### Task goal
Provide a single number: the count of lines containing the string "text".

Data entries
■ ■ ■ ■

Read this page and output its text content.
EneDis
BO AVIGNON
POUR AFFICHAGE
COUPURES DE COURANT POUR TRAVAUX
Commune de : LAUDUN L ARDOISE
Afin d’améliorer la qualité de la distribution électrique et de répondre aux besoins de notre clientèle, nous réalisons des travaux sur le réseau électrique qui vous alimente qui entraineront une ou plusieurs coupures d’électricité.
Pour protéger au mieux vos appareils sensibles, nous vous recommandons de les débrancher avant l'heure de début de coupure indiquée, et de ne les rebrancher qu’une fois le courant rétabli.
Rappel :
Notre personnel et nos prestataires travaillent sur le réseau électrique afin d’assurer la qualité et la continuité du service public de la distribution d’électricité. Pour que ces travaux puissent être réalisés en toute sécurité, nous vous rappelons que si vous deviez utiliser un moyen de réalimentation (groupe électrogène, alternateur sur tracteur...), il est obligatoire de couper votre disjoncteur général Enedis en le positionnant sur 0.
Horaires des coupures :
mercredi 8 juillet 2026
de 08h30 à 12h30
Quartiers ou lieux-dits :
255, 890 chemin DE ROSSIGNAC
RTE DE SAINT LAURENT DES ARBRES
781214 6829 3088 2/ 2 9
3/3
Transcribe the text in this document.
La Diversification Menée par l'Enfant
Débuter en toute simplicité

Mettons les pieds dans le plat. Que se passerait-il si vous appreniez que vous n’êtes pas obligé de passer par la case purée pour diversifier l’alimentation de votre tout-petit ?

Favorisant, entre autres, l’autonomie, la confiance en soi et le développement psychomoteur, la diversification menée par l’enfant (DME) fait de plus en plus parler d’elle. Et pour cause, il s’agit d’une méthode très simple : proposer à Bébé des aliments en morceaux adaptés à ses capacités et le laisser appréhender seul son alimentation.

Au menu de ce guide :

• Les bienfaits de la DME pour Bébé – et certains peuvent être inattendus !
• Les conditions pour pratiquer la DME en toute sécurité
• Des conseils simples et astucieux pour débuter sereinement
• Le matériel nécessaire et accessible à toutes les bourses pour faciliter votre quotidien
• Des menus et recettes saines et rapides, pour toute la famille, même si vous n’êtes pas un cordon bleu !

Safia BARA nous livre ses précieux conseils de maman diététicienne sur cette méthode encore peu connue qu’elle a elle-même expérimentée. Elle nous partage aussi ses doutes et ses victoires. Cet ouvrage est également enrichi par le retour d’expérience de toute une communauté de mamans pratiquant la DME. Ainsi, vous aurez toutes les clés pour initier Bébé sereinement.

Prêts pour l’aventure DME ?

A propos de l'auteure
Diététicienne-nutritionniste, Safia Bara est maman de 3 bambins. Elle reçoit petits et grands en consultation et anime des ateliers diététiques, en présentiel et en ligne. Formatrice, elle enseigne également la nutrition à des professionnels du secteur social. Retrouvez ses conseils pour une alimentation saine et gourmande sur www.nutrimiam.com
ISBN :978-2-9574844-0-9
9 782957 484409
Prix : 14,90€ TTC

■ ■ ■ ■

### Complete response
2